Request
In full and without alteration, give the listing again.

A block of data
╭──
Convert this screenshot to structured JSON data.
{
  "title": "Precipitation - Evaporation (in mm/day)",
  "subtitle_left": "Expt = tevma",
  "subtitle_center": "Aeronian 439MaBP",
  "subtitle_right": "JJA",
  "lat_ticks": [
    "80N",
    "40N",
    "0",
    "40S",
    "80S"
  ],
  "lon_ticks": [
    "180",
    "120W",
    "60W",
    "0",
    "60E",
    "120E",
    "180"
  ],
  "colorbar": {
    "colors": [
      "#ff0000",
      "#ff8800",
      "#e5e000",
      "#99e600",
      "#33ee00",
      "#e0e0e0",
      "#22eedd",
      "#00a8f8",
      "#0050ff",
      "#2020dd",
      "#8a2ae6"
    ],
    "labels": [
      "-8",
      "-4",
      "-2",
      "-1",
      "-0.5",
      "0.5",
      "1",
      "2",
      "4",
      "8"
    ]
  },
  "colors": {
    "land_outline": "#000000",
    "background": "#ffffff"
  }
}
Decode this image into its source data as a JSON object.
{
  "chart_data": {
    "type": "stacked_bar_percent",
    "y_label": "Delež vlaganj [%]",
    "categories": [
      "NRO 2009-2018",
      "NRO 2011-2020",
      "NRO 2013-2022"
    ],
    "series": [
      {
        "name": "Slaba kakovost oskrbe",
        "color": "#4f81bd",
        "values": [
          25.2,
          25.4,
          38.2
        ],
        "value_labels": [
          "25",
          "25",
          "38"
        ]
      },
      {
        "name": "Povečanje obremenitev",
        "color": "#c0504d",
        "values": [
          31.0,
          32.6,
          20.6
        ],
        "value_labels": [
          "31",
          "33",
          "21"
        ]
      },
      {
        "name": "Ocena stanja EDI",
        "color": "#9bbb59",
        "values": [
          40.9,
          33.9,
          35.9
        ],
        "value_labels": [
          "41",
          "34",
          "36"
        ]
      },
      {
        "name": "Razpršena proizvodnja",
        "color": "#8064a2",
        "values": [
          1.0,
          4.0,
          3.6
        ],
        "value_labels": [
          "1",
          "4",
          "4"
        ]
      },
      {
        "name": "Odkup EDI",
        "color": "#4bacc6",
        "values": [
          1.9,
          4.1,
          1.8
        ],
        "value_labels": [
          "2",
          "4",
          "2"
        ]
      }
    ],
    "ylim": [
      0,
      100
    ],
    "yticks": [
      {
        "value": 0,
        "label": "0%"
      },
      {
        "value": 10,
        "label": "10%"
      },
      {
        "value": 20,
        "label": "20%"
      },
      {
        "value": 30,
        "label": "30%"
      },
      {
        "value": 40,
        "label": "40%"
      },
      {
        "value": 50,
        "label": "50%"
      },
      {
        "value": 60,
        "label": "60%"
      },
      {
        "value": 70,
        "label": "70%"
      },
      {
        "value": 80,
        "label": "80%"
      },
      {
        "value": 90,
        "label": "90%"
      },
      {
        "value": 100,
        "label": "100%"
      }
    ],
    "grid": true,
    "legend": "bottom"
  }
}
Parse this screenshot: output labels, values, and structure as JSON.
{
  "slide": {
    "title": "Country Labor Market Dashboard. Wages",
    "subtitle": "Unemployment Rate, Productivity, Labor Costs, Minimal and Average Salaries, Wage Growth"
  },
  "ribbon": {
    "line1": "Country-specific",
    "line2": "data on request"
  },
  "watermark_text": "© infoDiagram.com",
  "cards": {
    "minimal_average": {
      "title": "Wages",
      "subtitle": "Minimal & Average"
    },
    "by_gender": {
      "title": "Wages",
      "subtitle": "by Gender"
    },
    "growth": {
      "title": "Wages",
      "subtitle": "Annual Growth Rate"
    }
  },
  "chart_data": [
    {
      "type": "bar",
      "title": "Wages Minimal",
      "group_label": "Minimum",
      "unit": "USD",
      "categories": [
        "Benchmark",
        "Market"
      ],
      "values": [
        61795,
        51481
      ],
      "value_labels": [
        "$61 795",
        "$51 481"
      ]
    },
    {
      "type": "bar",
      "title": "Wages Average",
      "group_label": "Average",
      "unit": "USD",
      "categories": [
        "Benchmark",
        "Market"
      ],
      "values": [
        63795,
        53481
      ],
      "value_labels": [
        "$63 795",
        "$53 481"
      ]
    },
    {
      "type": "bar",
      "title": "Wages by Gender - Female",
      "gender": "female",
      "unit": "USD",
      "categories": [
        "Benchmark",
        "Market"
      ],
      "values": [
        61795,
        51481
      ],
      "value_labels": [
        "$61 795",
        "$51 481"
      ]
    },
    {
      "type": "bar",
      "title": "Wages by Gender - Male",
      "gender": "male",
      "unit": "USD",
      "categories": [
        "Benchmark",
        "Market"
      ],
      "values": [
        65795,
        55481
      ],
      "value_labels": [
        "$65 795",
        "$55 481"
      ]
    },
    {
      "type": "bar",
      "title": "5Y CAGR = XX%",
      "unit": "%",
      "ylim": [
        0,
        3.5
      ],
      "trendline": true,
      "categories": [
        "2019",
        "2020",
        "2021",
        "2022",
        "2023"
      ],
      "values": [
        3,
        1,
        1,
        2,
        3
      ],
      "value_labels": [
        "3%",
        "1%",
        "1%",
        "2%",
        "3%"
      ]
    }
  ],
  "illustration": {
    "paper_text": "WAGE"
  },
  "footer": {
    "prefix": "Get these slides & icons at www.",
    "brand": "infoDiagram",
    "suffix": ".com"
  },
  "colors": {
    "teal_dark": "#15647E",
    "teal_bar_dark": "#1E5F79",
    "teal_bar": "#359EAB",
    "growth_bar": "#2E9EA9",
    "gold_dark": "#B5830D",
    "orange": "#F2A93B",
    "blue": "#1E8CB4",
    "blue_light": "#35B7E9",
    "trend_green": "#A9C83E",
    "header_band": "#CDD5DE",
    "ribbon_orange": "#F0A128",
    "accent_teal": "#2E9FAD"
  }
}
╰──
Output of the exercise
Convert this screenshot to structured JSON data.
{
  "title": "Precipitation - Evaporation (in mm/day)",
  "subtitle_left": "Expt = tevma",
  "subtitle_center": "Aeronian 439MaBP",
  "subtitle_right": "JJA",
  "lat_ticks": [
    "80N",
    "40N",
    "0",
    "40S",
    "80S"
  ],
  "lon_ticks": [
    "180",
    "120W",
    "60W",
    "0",
    "60E",
    "120E",
    "180"
  ],
  "colorbar": {
    "colors": [
      "#ff0000",
      "#ff8800",
      "#e5e000",
      "#99e600",
      "#33ee00",
      "#e0e0e0",
      "#22eedd",
      "#00a8f8",
      "#0050ff",
      "#2020dd",
      "#8a2ae6"
    ],
    "labels": [
      "-8",
      "-4",
      "-2",
      "-1",
      "-0.5",
      "0.5",
      "1",
      "2",
      "4",
      "8"
    ]
  },
  "colors": {
    "land_outline": "#000000",
    "background": "#ffffff"
  }
}
Decode this image into its source data as a JSON object.
{
  "chart_data": {
    "type": "stacked_bar_percent",
    "y_label": "Delež vlaganj [%]",
    "categories": [
      "NRO 2009-2018",
      "NRO 2011-2020",
      "NRO 2013-2022"
    ],
    "series": [
      {
        "name": "Slaba kakovost oskrbe",
        "color": "#4f81bd",
        "values": [
          25.2,
          25.4,
          38.2
        ],
        "value_labels": [
          "25",
          "25",
          "38"
        ]
      },
      {
        "name": "Povečanje obremenitev",
        "color": "#c0504d",
        "values": [
          31.0,
          32.6,
          20.6
        ],
        "value_labels": [
          "31",
          "33",
          "21"
        ]
      },
      {
        "name": "Ocena stanja EDI",
        "color": "#9bbb59",
        "values": [
          40.9,
          33.9,
          35.9
        ],
        "value_labels": [
          "41",
          "34",
          "36"
        ]
      },
      {
        "name": "Razpršena proizvodnja",
        "color": "#8064a2",
        "values": [
          1.0,
          4.0,
          3.6
        ],
        "value_labels": [
          "1",
          "4",
          "4"
        ]
      },
      {
        "name": "Odkup EDI",
        "color": "#4bacc6",
        "values": [
          1.9,
          4.1,
          1.8
        ],
        "value_labels": [
          "2",
          "4",
          "2"
        ]
      }
    ],
    "ylim": [
      0,
      100
    ],
    "yticks": [
      {
        "value": 0,
        "label": "0%"
      },
      {
        "value": 10,
        "label": "10%"
      },
      {
        "value": 20,
        "label": "20%"
      },
      {
        "value": 30,
        "label": "30%"
      },
      {
        "value": 40,
        "label": "40%"
      },
      {
        "value": 50,
        "label": "50%"
      },
      {
        "value": 60,
        "label": "60%"
      },
      {
        "value": 70,
        "label": "70%"
      },
      {
        "value": 80,
        "label": "80%"
      },
      {
        "value": 90,
        "label": "90%"
      },
      {
        "value": 100,
        "label": "100%"
      }
    ],
    "grid": true,
    "legend": "bottom"
  }
}
Parse this screenshot: output labels, values, and structure as JSON.
{
  "slide": {
    "title": "Country Labor Market Dashboard. Wages",
    "subtitle": "Unemployment Rate, Productivity, Labor Costs, Minimal and Average Salaries, Wage Growth"
  },
  "ribbon": {
    "line1": "Country-specific",
    "line2": "data on request"
  },
  "watermark_text": "© infoDiagram.com",
  "cards": {
    "minimal_average": {
      "title": "Wages",
      "subtitle": "Minimal & Average"
    },
    "by_gender": {
      "title": "Wages",
      "subtitle": "by Gender"
    },
    "growth": {
      "title": "Wages",
      "subtitle": "Annual Growth Rate"
    }
  },
  "chart_data": [
    {
      "type": "bar",
      "title": "Wages Minimal",
      "group_label": "Minimum",
      "unit": "USD",
      "categories": [
        "Benchmark",
        "Market"
      ],
      "values": [
        61795,
        51481
      ],
      "value_labels": [
        "$61 795",
        "$51 481"
      ]
    },
    {
      "type": "bar",
      "title": "Wages Average",
      "group_label": "Average",
      "unit": "USD",
      "categories": [
        "Benchmark",
        "Market"
      ],
      "values": [
        63795,
        53481
      ],
      "value_labels": [
        "$63 795",
        "$53 481"
      ]
    },
    {
      "type": "bar",
      "title": "Wages by Gender - Female",
      "gender": "female",
      "unit": "USD",
      "categories": [
        "Benchmark",
        "Market"
      ],
      "values": [
        61795,
        51481
      ],
      "value_labels": [
        "$61 795",
        "$51 481"
      ]
    },
    {
      "type": "bar",
      "title": "Wages by Gender - Male",
      "gender": "male",
      "unit": "USD",
      "categories": [
        "Benchmark",
        "Market"
      ],
      "values": [
        65795,
        55481
      ],
      "value_labels": [
        "$65 795",
        "$55 481"
      ]
    },
    {
      "type": "bar",
      "title": "5Y CAGR = XX%",
      "unit": "%",
      "ylim": [
        0,
        3.5
      ],
      "trendline": true,
      "categories": [
        "2019",
        "2020",
        "2021",
        "2022",
        "2023"
      ],
      "values": [
        3,
        1,
        1,
        2,
        3
      ],
      "value_labels": [
        "3%",
        "1%",
        "1%",
        "2%",
        "3%"
      ]
    }
  ],
  "illustration": {
    "paper_text": "WAGE"
  },
  "footer": {
    "prefix": "Get these slides & icons at www.",
    "brand": "infoDiagram",
    "suffix": ".com"
  },
  "colors": {
    "teal_dark": "#15647E",
    "teal_bar_dark": "#1E5F79",
    "teal_bar": "#359EAB",
    "growth_bar": "#2E9EA9",
    "gold_dark": "#B5830D",
    "orange": "#F2A93B",
    "blue": "#1E8CB4",
    "blue_light": "#35B7E9",
    "trend_green": "#A9C83E",
    "header_band": "#CDD5DE",
    "ribbon_orange": "#F0A128",
    "accent_teal": "#2E9FAD"
  }
}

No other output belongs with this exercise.